* **What is required**: Please repeat the data below with every "footer-link" swapped for "footer-anchor" and nothing else changed.

[begin Data shown]

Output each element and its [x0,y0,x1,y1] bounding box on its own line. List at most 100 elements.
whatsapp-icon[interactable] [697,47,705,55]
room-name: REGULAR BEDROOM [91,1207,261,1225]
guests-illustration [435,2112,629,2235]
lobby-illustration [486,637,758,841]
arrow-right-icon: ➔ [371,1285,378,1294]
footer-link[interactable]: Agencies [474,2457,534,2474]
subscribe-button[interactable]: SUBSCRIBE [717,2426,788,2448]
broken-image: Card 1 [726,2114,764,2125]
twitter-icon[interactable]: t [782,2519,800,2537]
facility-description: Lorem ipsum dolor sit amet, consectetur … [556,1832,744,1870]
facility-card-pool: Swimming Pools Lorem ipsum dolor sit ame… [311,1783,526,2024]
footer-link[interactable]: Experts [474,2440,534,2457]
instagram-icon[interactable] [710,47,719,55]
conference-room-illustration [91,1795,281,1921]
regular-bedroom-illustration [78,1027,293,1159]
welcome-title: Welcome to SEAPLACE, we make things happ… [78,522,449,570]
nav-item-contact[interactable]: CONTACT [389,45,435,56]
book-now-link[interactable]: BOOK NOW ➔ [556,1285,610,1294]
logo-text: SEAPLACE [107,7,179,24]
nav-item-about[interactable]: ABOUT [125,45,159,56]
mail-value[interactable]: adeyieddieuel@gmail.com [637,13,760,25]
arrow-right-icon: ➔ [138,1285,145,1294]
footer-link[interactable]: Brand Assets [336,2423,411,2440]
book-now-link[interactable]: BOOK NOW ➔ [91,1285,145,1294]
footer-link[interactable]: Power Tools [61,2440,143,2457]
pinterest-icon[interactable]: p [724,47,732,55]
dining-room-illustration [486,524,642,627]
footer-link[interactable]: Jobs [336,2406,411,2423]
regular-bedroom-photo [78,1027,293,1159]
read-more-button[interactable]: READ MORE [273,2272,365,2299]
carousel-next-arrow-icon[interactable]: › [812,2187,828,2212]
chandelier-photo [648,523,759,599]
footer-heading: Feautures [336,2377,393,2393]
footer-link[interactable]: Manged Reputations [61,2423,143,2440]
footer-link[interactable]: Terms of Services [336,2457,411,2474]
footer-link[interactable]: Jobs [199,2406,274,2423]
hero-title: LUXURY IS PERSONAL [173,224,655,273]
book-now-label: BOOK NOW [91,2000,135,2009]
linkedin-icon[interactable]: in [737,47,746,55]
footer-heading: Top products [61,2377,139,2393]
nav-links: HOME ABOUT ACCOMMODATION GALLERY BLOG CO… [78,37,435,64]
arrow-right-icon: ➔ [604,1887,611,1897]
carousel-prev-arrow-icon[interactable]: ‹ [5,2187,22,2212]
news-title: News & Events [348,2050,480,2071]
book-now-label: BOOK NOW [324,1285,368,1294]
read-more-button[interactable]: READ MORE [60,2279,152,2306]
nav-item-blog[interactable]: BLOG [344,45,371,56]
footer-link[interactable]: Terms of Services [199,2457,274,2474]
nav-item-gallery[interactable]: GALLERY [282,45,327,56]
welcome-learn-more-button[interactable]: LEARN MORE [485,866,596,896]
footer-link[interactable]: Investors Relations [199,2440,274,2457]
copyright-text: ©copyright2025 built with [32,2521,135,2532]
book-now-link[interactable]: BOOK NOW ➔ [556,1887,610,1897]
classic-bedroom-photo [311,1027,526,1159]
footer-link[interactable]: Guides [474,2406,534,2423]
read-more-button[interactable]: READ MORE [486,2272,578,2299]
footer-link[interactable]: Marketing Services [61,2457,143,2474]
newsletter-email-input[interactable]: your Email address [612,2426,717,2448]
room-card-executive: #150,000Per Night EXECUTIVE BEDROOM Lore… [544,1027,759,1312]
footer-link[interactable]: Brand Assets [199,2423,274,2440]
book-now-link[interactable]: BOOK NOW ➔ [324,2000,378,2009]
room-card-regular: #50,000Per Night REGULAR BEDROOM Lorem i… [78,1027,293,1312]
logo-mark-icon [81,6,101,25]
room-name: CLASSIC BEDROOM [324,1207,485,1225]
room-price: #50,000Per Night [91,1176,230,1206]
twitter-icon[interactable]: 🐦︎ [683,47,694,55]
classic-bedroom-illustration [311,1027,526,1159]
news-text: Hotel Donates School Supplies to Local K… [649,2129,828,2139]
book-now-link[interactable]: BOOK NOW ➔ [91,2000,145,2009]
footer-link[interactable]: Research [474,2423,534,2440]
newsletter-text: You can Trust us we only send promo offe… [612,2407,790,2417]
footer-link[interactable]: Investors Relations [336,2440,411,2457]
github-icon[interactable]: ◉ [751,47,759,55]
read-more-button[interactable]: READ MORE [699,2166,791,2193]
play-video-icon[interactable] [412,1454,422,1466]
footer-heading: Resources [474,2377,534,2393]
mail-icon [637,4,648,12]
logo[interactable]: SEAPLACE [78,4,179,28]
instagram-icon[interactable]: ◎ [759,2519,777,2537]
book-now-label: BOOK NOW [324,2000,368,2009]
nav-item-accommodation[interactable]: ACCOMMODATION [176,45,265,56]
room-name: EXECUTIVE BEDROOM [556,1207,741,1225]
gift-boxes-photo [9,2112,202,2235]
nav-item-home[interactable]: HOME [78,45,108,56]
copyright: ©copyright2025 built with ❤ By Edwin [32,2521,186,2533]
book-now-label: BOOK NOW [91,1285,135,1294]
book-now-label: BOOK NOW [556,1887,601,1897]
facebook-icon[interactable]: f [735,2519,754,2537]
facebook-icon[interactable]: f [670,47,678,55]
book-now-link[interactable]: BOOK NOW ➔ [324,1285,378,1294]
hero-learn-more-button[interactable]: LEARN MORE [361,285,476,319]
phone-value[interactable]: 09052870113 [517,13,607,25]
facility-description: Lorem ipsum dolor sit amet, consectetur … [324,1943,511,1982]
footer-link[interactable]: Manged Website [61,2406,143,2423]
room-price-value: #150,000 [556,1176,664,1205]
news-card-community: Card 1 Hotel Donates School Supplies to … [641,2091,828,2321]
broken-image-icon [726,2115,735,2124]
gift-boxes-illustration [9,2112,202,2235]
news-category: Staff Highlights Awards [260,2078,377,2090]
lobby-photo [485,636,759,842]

[end Data shown]

* **Complete response**:
Output each element and its [x0,y0,x1,y1] bounding box on its own line. List at most 100 elements.
whatsapp-icon[interactable] [697,47,705,55]
room-name: REGULAR BEDROOM [91,1207,261,1225]
guests-illustration [435,2112,629,2235]
lobby-illustration [486,637,758,841]
arrow-right-icon: ➔ [371,1285,378,1294]
footer-anchor[interactable]: Agencies [474,2457,534,2474]
subscribe-button[interactable]: SUBSCRIBE [717,2426,788,2448]
broken-image: Card 1 [726,2114,764,2125]
twitter-icon[interactable]: t [782,2519,800,2537]
facility-description: Lorem ipsum dolor sit amet, consectetur … [556,1832,744,1870]
facility-card-pool: Swimming Pools Lorem ipsum dolor sit ame… [311,1783,526,2024]
footer-anchor[interactable]: Experts [474,2440,534,2457]
instagram-icon[interactable] [710,47,719,55]
conference-room-illustration [91,1795,281,1921]
regular-bedroom-illustration [78,1027,293,1159]
welcome-title: Welcome to SEAPLACE, we make things happ… [78,522,449,570]
nav-item-contact[interactable]: CONTACT [389,45,435,56]
book-now-link[interactable]: BOOK NOW ➔ [556,1285,610,1294]
logo-text: SEAPLACE [107,7,179,24]
nav-item-about[interactable]: ABOUT [125,45,159,56]
mail-value[interactable]: adeyieddieuel@gmail.com [637,13,760,25]
arrow-right-icon: ➔ [138,1285,145,1294]
footer-anchor[interactable]: Brand Assets [336,2423,411,2440]
book-now-link[interactable]: BOOK NOW ➔ [91,1285,145,1294]
footer-anchor[interactable]: Power Tools [61,2440,143,2457]
pinterest-icon[interactable]: p [724,47,732,55]
dining-room-illustration [486,524,642,627]
footer-anchor[interactable]: Jobs [336,2406,411,2423]
regular-bedroom-photo [78,1027,293,1159]
read-more-button[interactable]: READ MORE [273,2272,365,2299]
carousel-next-arrow-icon[interactable]: › [812,2187,828,2212]
chandelier-photo [648,523,759,599]
footer-heading: Feautures [336,2377,393,2393]
footer-anchor[interactable]: Manged Reputations [61,2423,143,2440]
footer-anchor[interactable]: Terms of Services [336,2457,411,2474]
footer-anchor[interactable]: Jobs [199,2406,274,2423]
hero-title: LUXURY IS PERSONAL [173,224,655,273]
book-now-label: BOOK NOW [91,2000,135,2009]
linkedin-icon[interactable]: in [737,47,746,55]
footer-heading: Top products [61,2377,139,2393]
nav-links: HOME ABOUT ACCOMMODATION GALLERY BLOG CO… [78,37,435,64]
arrow-right-icon: ➔ [604,1887,611,1897]
carousel-prev-arrow-icon[interactable]: ‹ [5,2187,22,2212]
news-title: News & Events [348,2050,480,2071]
book-now-label: BOOK NOW [324,1285,368,1294]
read-more-button[interactable]: READ MORE [60,2279,152,2306]
nav-item-blog[interactable]: BLOG [344,45,371,56]
footer-anchor[interactable]: Terms of Services [199,2457,274,2474]
nav-item-gallery[interactable]: GALLERY [282,45,327,56]
welcome-learn-more-button[interactable]: LEARN MORE [485,866,596,896]
footer-anchor[interactable]: Investors Relations [199,2440,274,2457]
copyright-text: ©copyright2025 built with [32,2521,135,2532]
book-now-link[interactable]: BOOK NOW ➔ [556,1887,610,1897]
classic-bedroom-photo [311,1027,526,1159]
footer-anchor[interactable]: Guides [474,2406,534,2423]
read-more-button[interactable]: READ MORE [486,2272,578,2299]
footer-anchor[interactable]: Marketing Services [61,2457,143,2474]
newsletter-email-input[interactable]: your Email address [612,2426,717,2448]
room-card-executive: #150,000Per Night EXECUTIVE BEDROOM Lore… [544,1027,759,1312]
footer-anchor[interactable]: Brand Assets [199,2423,274,2440]
book-now-link[interactable]: BOOK NOW ➔ [324,2000,378,2009]
room-card-regular: #50,000Per Night REGULAR BEDROOM Lorem i… [78,1027,293,1312]
logo-mark-icon [81,6,101,25]
room-name: CLASSIC BEDROOM [324,1207,485,1225]
room-price: #50,000Per Night [91,1176,230,1206]
twitter-icon[interactable]: 🐦︎ [683,47,694,55]
classic-bedroom-illustration [311,1027,526,1159]
news-text: Hotel Donates School Supplies to Local K… [649,2129,828,2139]
book-now-link[interactable]: BOOK NOW ➔ [91,2000,145,2009]
footer-anchor[interactable]: Research [474,2423,534,2440]
newsletter-text: You can Trust us we only send promo offe… [612,2407,790,2417]
footer-anchor[interactable]: Investors Relations [336,2440,411,2457]
github-icon[interactable]: ◉ [751,47,759,55]
read-more-button[interactable]: READ MORE [699,2166,791,2193]
play-video-icon[interactable] [412,1454,422,1466]
footer-heading: Resources [474,2377,534,2393]
mail-icon [637,4,648,12]
logo[interactable]: SEAPLACE [78,4,179,28]
instagram-icon[interactable]: ◎ [759,2519,777,2537]
book-now-label: BOOK NOW [324,2000,368,2009]
nav-item-accommodation[interactable]: ACCOMMODATION [176,45,265,56]
room-name: EXECUTIVE BEDROOM [556,1207,741,1225]
gift-boxes-photo [9,2112,202,2235]
nav-item-home[interactable]: HOME [78,45,108,56]
copyright: ©copyright2025 built with ❤ By Edwin [32,2521,186,2533]
book-now-label: BOOK NOW [91,1285,135,1294]
book-now-label: BOOK NOW [556,1887,601,1897]
facebook-icon[interactable]: f [735,2519,754,2537]
facebook-icon[interactable]: f [670,47,678,55]
book-now-link[interactable]: BOOK NOW ➔ [324,1285,378,1294]
hero-learn-more-button[interactable]: LEARN MORE [361,285,476,319]
phone-value[interactable]: 09052870113 [517,13,607,25]
facility-description: Lorem ipsum dolor sit amet, consectetur … [324,1943,511,1982]
footer-anchor[interactable]: Manged Website [61,2406,143,2423]
room-price-value: #150,000 [556,1176,664,1205]
news-card-community: Card 1 Hotel Donates School Supplies to … [641,2091,828,2321]
broken-image-icon [726,2115,735,2124]
gift-boxes-illustration [9,2112,202,2235]
news-category: Staff Highlights Awards [260,2078,377,2090]
lobby-photo [485,636,759,842]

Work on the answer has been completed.